Reproduce the records below in full and exactly, without their images.

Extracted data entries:
++++++++
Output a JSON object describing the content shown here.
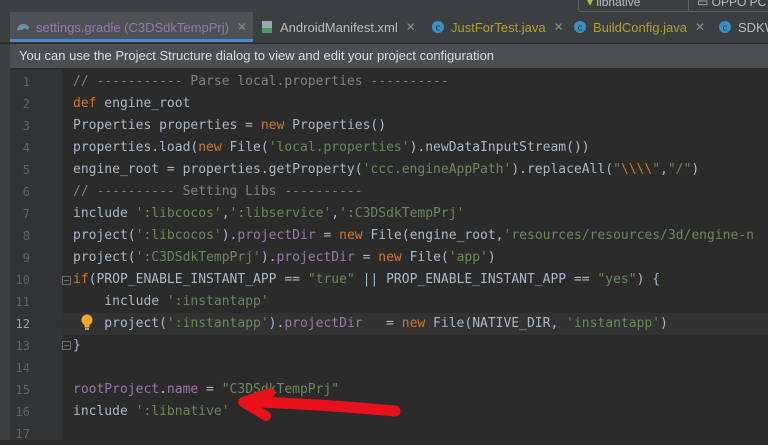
{
  "toolbar": {
    "config_label": "libnative",
    "device_label": "OPPO PC"
  },
  "tabs": [
    {
      "label": "settings.gradle (C3DSdkTempPrj)",
      "active": true,
      "icon": "gradle-icon"
    },
    {
      "label": "AndroidManifest.xml",
      "icon": "xml-manifest-icon"
    },
    {
      "label": "JustForTest.java",
      "icon": "java-class-icon"
    },
    {
      "label": "BuildConfig.java",
      "icon": "java-class-icon"
    },
    {
      "label": "SDKW",
      "icon": "java-class-icon"
    }
  ],
  "banner": {
    "text": "You can use the Project Structure dialog to view and edit your project configuration"
  },
  "editor": {
    "current_line": 12,
    "line_numbers": [
      "1",
      "2",
      "3",
      "4",
      "5",
      "6",
      "7",
      "8",
      "9",
      "10",
      "11",
      "12",
      "13",
      "14",
      "15",
      "16",
      "17"
    ],
    "lines": [
      [
        {
          "t": "// ----------- Parse local.properties ----------",
          "c": "com"
        }
      ],
      [
        {
          "t": "def",
          "c": "kw"
        },
        {
          "t": " engine_root"
        }
      ],
      [
        {
          "t": "Properties properties = "
        },
        {
          "t": "new",
          "c": "kw"
        },
        {
          "t": " Properties()"
        }
      ],
      [
        {
          "t": "properties.load("
        },
        {
          "t": "new",
          "c": "kw"
        },
        {
          "t": " File("
        },
        {
          "t": "'local.properties'",
          "c": "str"
        },
        {
          "t": ").newDataInputStream())"
        }
      ],
      [
        {
          "t": "engine_root = properties.getProperty("
        },
        {
          "t": "'ccc.engineAppPath'",
          "c": "str"
        },
        {
          "t": ").replaceAll("
        },
        {
          "t": "\"",
          "c": "str"
        },
        {
          "t": "\\\\\\\\",
          "c": "esc"
        },
        {
          "t": "\"",
          "c": "str"
        },
        {
          "t": ","
        },
        {
          "t": "\"/\"",
          "c": "str"
        },
        {
          "t": ")"
        }
      ],
      [
        {
          "t": "// ---------- Setting Libs ----------",
          "c": "com"
        }
      ],
      [
        {
          "t": "include "
        },
        {
          "t": "':libcocos'",
          "c": "str"
        },
        {
          "t": ","
        },
        {
          "t": "':libservice'",
          "c": "str"
        },
        {
          "t": ","
        },
        {
          "t": "':C3DSdkTempPrj'",
          "c": "str"
        }
      ],
      [
        {
          "t": "project("
        },
        {
          "t": "':libcocos'",
          "c": "str"
        },
        {
          "t": ")."
        },
        {
          "t": "projectDir",
          "c": "prop"
        },
        {
          "t": " = "
        },
        {
          "t": "new",
          "c": "kw"
        },
        {
          "t": " File(engine_root,"
        },
        {
          "t": "'resources/resources/3d/engine-n",
          "c": "str"
        }
      ],
      [
        {
          "t": "project("
        },
        {
          "t": "':C3DSdkTempPrj'",
          "c": "str"
        },
        {
          "t": ")."
        },
        {
          "t": "projectDir",
          "c": "prop"
        },
        {
          "t": " = "
        },
        {
          "t": "new",
          "c": "kw"
        },
        {
          "t": " File("
        },
        {
          "t": "'app'",
          "c": "str"
        },
        {
          "t": ")"
        }
      ],
      [
        {
          "t": "if",
          "c": "kw"
        },
        {
          "t": "(PROP_ENABLE_INSTANT_APP == "
        },
        {
          "t": "\"true\"",
          "c": "str"
        },
        {
          "t": " || PROP_ENABLE_INSTANT_APP == "
        },
        {
          "t": "\"yes\"",
          "c": "str"
        },
        {
          "t": ") {"
        }
      ],
      [
        {
          "t": "    include "
        },
        {
          "t": "':instantapp'",
          "c": "str"
        }
      ],
      [
        {
          "t": "    project("
        },
        {
          "t": "':instantapp'",
          "c": "str"
        },
        {
          "t": ")."
        },
        {
          "t": "projectDir",
          "c": "prop"
        },
        {
          "t": "   = "
        },
        {
          "t": "new",
          "c": "kw"
        },
        {
          "t": " File(NATIVE_DIR, "
        },
        {
          "t": "'instantapp'",
          "c": "str"
        },
        {
          "t": ")"
        }
      ],
      [
        {
          "t": "}"
        }
      ],
      [
        {
          "t": ""
        }
      ],
      [
        {
          "t": "rootProject",
          "c": "prop"
        },
        {
          "t": "."
        },
        {
          "t": "name",
          "c": "prop"
        },
        {
          "t": " = "
        },
        {
          "t": "\"C3DSdkTempPrj\"",
          "c": "str"
        }
      ],
      [
        {
          "t": "include "
        },
        {
          "t": "':libnative'",
          "c": "str"
        }
      ],
      [
        {
          "t": ""
        }
      ]
    ]
  },
  "colors": {
    "background": "#2b2b2b",
    "keyword": "#cc7832",
    "string": "#6a8759",
    "comment": "#808080",
    "property": "#9876aa",
    "annotation_arrow": "#e8111b"
  }
}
++++++++
SOLUTION
Output a JSON object describing the content shown here.
{
  "toolbar": {
    "config_label": "libnative",
    "device_label": "OPPO PC"
  },
  "tabs": [
    {
      "label": "settings.gradle (C3DSdkTempPrj)",
      "active": true,
      "icon": "gradle-icon"
    },
    {
      "label": "AndroidManifest.xml",
      "icon": "xml-manifest-icon"
    },
    {
      "label": "JustForTest.java",
      "icon": "java-class-icon"
    },
    {
      "label": "BuildConfig.java",
      "icon": "java-class-icon"
    },
    {
      "label": "SDKW",
      "icon": "java-class-icon"
    }
  ],
  "banner": {
    "text": "You can use the Project Structure dialog to view and edit your project configuration"
  },
  "editor": {
    "current_line": 12,
    "line_numbers": [
      "1",
      "2",
      "3",
      "4",
      "5",
      "6",
      "7",
      "8",
      "9",
      "10",
      "11",
      "12",
      "13",
      "14",
      "15",
      "16",
      "17"
    ],
    "lines": [
      [
        {
          "t": "// ----------- Parse local.properties ----------",
          "c": "com"
        }
      ],
      [
        {
          "t": "def",
          "c": "kw"
        },
        {
          "t": " engine_root"
        }
      ],
      [
        {
          "t": "Properties properties = "
        },
        {
          "t": "new",
          "c": "kw"
        },
        {
          "t": " Properties()"
        }
      ],
      [
        {
          "t": "properties.load("
        },
        {
          "t": "new",
          "c": "kw"
        },
        {
          "t": " File("
        },
        {
          "t": "'local.properties'",
          "c": "str"
        },
        {
          "t": ").newDataInputStream())"
        }
      ],
      [
        {
          "t": "engine_root = properties.getProperty("
        },
        {
          "t": "'ccc.engineAppPath'",
          "c": "str"
        },
        {
          "t": ").replaceAll("
        },
        {
          "t": "\"",
          "c": "str"
        },
        {
          "t": "\\\\\\\\",
          "c": "esc"
        },
        {
          "t": "\"",
          "c": "str"
        },
        {
          "t": ","
        },
        {
          "t": "\"/\"",
          "c": "str"
        },
        {
          "t": ")"
        }
      ],
      [
        {
          "t": "// ---------- Setting Libs ----------",
          "c": "com"
        }
      ],
      [
        {
          "t": "include "
        },
        {
          "t": "':libcocos'",
          "c": "str"
        },
        {
          "t": ","
        },
        {
          "t": "':libservice'",
          "c": "str"
        },
        {
          "t": ","
        },
        {
          "t": "':C3DSdkTempPrj'",
          "c": "str"
        }
      ],
      [
        {
          "t": "project("
        },
        {
          "t": "':libcocos'",
          "c": "str"
        },
        {
          "t": ")."
        },
        {
          "t": "projectDir",
          "c": "prop"
        },
        {
          "t": " = "
        },
        {
          "t": "new",
          "c": "kw"
        },
        {
          "t": " File(engine_root,"
        },
        {
          "t": "'resources/resources/3d/engine-n",
          "c": "str"
        }
      ],
      [
        {
          "t": "project("
        },
        {
          "t": "':C3DSdkTempPrj'",
          "c": "str"
        },
        {
          "t": ")."
        },
        {
          "t": "projectDir",
          "c": "prop"
        },
        {
          "t": " = "
        },
        {
          "t": "new",
          "c": "kw"
        },
        {
          "t": " File("
        },
        {
          "t": "'app'",
          "c": "str"
        },
        {
          "t": ")"
        }
      ],
      [
        {
          "t": "if",
          "c": "kw"
        },
        {
          "t": "(PROP_ENABLE_INSTANT_APP == "
        },
        {
          "t": "\"true\"",
          "c": "str"
        },
        {
          "t": " || PROP_ENABLE_INSTANT_APP == "
        },
        {
          "t": "\"yes\"",
          "c": "str"
        },
        {
          "t": ") {"
        }
      ],
      [
        {
          "t": "    include "
        },
        {
          "t": "':instantapp'",
          "c": "str"
        }
      ],
      [
        {
          "t": "    project("
        },
        {
          "t": "':instantapp'",
          "c": "str"
        },
        {
          "t": ")."
        },
        {
          "t": "projectDir",
          "c": "prop"
        },
        {
          "t": "   = "
        },
        {
          "t": "new",
          "c": "kw"
        },
        {
          "t": " File(NATIVE_DIR, "
        },
        {
          "t": "'instantapp'",
          "c": "str"
        },
        {
          "t": ")"
        }
      ],
      [
        {
          "t": "}"
        }
      ],
      [
        {
          "t": ""
        }
      ],
      [
        {
          "t": "rootProject",
          "c": "prop"
        },
        {
          "t": "."
        },
        {
          "t": "name",
          "c": "prop"
        },
        {
          "t": " = "
        },
        {
          "t": "\"C3DSdkTempPrj\"",
          "c": "str"
        }
      ],
      [
        {
          "t": "include "
        },
        {
          "t": "':libnative'",
          "c": "str"
        }
      ],
      [
        {
          "t": ""
        }
      ]
    ]
  },
  "colors": {
    "background": "#2b2b2b",
    "keyword": "#cc7832",
    "string": "#6a8759",
    "comment": "#808080",
    "property": "#9876aa",
    "annotation_arrow": "#e8111b"
  }
}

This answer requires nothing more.